William Harfield Wolfe?

Henry James Tee

Elizabeth Wilson Tier had two sets of children - the second being entirely legitimate and with a known father, the first two having unknown fathers really, even though the second was born in wedlock.  The gap between the two families was twelve years, so it is difficult to know how they worked as a family.  The two older girls, after all, had probably left home to work very soon after Elizabeth’s second family began.

Annie is my great-grandmother and her story is told here.  Suffice to say that her surname is her mother’s because we do not really know who her father is.  Even on her marriage certificate she isn’t saying - or perhaps she just didn’t know.

Agnes was baptised as Agnes Ellen Wolfe because by the time she was born her mother Elizabeth was married to William Harfield Wolfe (Elizabeth’s uncle).  She was born just four months after her mother’s marriage, so had obviously been conceived out of wedlock.  Whether her father was William, her future stepfather, Henry James Tee, somebody else completely, or even the same father as for her older sister Annie, we shall probably never know.  I do not have her marriage certificate, but must get it as it may give more information.

 

Whoever her father was, her titular father, a merchant seaman, was probably not at home much and so her mother, now ‘respectably’ married to Henry James Tee would have been able to spend some time with the two children, in between all the household chores of course, and maybe some dressmaking to earn extra money as well.  However, although the 1871 census has her with the surname of her stepfather, this is the only instance of her being called Tee.  In 1881 and when she married she gives the name Wolfe.

 

Anyway, initially she only had to share her mother with her sister Annie, and then on her mother’s second marriage she had to share her with three more children and most likely share the mothering.  Interestingly she called one of her own children Ada - maybe after her little sister Ada, so let us assume that they were fond of each other.

[Records from a dataset]
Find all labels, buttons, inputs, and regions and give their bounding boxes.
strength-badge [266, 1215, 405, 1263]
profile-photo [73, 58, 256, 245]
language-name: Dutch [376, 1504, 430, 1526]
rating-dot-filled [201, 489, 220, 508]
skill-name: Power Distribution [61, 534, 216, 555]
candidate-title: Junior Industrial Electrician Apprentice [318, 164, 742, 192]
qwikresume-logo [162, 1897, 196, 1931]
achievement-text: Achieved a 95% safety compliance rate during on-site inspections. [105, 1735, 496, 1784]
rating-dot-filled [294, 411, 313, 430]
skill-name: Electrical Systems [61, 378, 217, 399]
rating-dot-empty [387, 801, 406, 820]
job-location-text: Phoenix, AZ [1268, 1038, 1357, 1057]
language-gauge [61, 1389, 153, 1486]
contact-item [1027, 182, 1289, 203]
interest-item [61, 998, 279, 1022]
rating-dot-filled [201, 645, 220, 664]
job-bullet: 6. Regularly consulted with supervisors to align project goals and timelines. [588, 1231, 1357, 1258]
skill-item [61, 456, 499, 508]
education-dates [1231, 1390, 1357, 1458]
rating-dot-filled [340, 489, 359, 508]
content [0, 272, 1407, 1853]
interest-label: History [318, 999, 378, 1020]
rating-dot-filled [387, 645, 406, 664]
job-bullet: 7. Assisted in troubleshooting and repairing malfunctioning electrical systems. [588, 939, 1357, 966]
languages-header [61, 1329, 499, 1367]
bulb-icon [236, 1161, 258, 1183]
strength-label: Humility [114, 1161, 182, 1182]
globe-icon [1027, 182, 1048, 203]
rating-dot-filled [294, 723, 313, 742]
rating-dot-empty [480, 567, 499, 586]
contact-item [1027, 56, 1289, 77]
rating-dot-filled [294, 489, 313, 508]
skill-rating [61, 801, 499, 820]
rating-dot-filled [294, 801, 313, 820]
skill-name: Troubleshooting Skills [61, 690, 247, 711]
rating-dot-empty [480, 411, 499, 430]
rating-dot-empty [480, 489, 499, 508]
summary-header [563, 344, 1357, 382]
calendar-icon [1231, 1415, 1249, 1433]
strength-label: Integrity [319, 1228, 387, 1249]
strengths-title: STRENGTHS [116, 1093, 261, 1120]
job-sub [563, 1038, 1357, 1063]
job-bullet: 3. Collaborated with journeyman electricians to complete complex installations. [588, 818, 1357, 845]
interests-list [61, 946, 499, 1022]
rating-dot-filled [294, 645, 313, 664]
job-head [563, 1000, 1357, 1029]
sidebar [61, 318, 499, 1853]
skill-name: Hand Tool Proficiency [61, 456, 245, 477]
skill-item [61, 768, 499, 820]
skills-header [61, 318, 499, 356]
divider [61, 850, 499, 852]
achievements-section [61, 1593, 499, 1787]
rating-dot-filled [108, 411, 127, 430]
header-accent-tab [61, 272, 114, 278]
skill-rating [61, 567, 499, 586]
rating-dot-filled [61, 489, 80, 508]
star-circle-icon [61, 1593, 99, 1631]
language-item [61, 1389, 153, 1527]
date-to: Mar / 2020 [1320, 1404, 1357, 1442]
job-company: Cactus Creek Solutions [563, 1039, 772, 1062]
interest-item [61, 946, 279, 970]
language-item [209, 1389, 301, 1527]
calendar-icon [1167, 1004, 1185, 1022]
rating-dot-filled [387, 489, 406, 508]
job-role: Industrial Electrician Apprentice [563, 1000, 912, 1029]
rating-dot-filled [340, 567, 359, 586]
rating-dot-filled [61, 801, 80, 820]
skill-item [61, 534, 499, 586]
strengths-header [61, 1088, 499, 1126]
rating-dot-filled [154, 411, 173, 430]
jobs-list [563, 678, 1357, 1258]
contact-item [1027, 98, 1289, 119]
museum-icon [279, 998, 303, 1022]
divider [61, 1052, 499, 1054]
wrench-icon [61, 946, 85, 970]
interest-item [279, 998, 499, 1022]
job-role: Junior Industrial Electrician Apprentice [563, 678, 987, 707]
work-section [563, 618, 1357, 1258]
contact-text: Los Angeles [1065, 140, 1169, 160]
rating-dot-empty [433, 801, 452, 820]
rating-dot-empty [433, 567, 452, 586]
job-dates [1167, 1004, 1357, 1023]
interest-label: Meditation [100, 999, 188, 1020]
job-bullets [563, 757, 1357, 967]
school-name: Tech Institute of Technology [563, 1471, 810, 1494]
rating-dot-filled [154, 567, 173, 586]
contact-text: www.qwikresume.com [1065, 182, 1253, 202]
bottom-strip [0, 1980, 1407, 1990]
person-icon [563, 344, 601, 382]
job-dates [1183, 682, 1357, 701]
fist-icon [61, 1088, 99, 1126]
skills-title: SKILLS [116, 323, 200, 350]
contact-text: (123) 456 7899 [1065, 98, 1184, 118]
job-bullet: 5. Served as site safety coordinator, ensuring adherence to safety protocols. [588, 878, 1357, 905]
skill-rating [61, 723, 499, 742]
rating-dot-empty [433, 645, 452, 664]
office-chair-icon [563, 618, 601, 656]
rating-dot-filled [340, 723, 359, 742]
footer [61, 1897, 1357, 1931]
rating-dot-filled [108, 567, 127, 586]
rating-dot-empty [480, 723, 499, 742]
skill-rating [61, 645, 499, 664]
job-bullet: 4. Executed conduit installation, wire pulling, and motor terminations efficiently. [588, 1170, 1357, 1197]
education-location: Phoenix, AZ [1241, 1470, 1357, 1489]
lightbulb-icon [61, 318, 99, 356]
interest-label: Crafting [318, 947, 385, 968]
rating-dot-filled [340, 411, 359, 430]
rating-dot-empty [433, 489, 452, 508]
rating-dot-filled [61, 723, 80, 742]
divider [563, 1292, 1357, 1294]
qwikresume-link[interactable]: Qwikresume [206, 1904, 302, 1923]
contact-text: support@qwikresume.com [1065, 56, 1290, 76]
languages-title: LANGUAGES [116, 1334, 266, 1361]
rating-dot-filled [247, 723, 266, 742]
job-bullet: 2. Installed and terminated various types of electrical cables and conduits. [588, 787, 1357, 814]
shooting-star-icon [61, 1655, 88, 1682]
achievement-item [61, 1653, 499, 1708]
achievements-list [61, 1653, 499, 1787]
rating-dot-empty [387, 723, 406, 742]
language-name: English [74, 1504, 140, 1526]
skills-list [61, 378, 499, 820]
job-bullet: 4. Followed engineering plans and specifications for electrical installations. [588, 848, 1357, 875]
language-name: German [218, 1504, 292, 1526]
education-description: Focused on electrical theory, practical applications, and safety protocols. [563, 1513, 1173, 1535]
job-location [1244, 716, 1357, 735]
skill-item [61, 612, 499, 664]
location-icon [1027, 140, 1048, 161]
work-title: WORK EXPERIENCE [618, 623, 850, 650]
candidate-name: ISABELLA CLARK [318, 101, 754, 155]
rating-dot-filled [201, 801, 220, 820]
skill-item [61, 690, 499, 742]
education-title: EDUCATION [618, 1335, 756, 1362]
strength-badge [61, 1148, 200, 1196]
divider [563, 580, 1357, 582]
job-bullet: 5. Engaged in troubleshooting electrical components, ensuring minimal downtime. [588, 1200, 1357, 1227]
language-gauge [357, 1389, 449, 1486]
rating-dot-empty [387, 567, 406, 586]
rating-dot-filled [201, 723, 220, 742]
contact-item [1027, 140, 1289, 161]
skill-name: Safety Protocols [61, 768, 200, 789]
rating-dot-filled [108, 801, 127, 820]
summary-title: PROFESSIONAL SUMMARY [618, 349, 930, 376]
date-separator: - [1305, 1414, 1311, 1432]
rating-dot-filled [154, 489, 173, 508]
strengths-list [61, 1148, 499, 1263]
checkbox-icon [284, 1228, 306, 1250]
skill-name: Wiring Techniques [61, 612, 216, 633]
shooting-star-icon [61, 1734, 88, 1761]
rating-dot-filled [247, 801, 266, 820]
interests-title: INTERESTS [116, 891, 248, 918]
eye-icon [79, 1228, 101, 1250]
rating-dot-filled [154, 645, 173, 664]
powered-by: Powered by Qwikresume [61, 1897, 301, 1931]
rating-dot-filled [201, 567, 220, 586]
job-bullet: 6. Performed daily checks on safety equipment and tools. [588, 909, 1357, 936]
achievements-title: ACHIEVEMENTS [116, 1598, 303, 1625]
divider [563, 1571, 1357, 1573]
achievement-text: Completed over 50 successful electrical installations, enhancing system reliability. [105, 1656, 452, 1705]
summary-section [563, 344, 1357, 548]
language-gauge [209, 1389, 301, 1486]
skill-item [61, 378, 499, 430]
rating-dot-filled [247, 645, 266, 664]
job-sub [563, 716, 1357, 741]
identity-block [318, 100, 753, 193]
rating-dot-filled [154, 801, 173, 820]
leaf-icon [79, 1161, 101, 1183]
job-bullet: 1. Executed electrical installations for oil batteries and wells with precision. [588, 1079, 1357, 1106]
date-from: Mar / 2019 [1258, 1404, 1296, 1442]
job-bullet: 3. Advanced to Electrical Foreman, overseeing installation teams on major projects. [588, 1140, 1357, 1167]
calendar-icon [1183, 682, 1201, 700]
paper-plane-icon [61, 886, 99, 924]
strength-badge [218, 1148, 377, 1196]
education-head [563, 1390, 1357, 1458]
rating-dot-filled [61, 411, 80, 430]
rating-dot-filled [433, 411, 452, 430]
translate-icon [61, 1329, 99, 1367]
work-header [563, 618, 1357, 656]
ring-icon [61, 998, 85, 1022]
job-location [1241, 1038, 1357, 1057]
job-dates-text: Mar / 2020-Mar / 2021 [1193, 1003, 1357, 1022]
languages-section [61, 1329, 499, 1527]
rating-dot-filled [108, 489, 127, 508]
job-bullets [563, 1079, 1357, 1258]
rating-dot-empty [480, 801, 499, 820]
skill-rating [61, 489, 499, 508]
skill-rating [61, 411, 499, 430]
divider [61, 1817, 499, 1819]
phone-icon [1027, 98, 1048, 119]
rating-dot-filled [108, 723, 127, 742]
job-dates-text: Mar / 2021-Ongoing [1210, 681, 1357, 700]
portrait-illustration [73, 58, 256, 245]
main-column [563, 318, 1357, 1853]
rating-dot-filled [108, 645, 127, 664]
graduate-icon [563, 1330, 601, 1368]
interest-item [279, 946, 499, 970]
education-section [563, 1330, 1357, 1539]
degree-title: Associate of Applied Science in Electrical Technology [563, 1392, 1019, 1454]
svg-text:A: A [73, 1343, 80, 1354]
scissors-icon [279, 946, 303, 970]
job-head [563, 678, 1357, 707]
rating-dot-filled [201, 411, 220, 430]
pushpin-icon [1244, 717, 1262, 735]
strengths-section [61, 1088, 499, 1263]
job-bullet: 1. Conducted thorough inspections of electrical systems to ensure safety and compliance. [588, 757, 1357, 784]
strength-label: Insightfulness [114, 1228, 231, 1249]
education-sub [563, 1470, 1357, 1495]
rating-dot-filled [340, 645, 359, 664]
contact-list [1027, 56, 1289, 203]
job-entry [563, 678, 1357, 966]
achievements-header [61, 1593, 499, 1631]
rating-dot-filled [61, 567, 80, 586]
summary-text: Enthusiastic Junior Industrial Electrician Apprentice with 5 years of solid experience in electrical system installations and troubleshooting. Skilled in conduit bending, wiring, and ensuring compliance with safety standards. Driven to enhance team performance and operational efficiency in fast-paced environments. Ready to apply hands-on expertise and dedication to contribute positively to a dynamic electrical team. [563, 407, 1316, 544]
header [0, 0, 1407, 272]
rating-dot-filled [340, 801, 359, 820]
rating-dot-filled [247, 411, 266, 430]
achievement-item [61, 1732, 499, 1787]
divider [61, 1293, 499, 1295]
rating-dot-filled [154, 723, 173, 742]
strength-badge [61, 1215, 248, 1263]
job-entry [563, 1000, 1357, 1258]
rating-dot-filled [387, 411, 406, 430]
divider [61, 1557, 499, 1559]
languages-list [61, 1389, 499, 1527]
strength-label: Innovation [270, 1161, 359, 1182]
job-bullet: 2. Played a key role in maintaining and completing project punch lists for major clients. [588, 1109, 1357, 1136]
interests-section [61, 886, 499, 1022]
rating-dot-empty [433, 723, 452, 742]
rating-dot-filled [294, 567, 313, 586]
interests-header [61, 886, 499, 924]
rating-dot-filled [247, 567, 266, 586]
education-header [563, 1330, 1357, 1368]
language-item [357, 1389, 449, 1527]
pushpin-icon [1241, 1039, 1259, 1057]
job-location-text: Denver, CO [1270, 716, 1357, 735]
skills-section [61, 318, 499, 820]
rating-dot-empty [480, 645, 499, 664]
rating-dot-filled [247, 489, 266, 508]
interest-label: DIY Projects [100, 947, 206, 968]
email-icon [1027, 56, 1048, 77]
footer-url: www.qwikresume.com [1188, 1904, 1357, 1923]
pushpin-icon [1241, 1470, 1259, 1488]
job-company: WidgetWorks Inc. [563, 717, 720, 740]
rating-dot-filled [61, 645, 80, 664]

#### [EXERCISE SET]
1: List every person the family history text names with a first, middle, and last name.
2: Format the dataset rows as a numbered list, starting with the first row and going on through the line that contains "achievement-text: Achieved a".

#### [SOLUTIONS FOR EACH TASK]
1:
William Harfield Wolfe
Henry James Tee
Elizabeth Wilson Tier
Agnes Ellen Wolfe

2:
1. Find all labels, buttons, inputs, and regions and give their bounding boxes.
2. strength-badge [266, 1215, 405, 1263]
3. profile-photo [73, 58, 256, 245]
4. language-name: Dutch [376, 1504, 430, 1526]
5. rating-dot-filled [201, 489, 220, 508]
6. skill-name: Power Distribution [61, 534, 216, 555]
7. candidate-title: Junior Industrial Electrician Apprentice [318, 164, 742, 192]
8. qwikresume-logo [162, 1897, 196, 1931]
9. achievement-text: Achieved a 95% safety compliance rate during on-site inspections. [105, 1735, 496, 1784]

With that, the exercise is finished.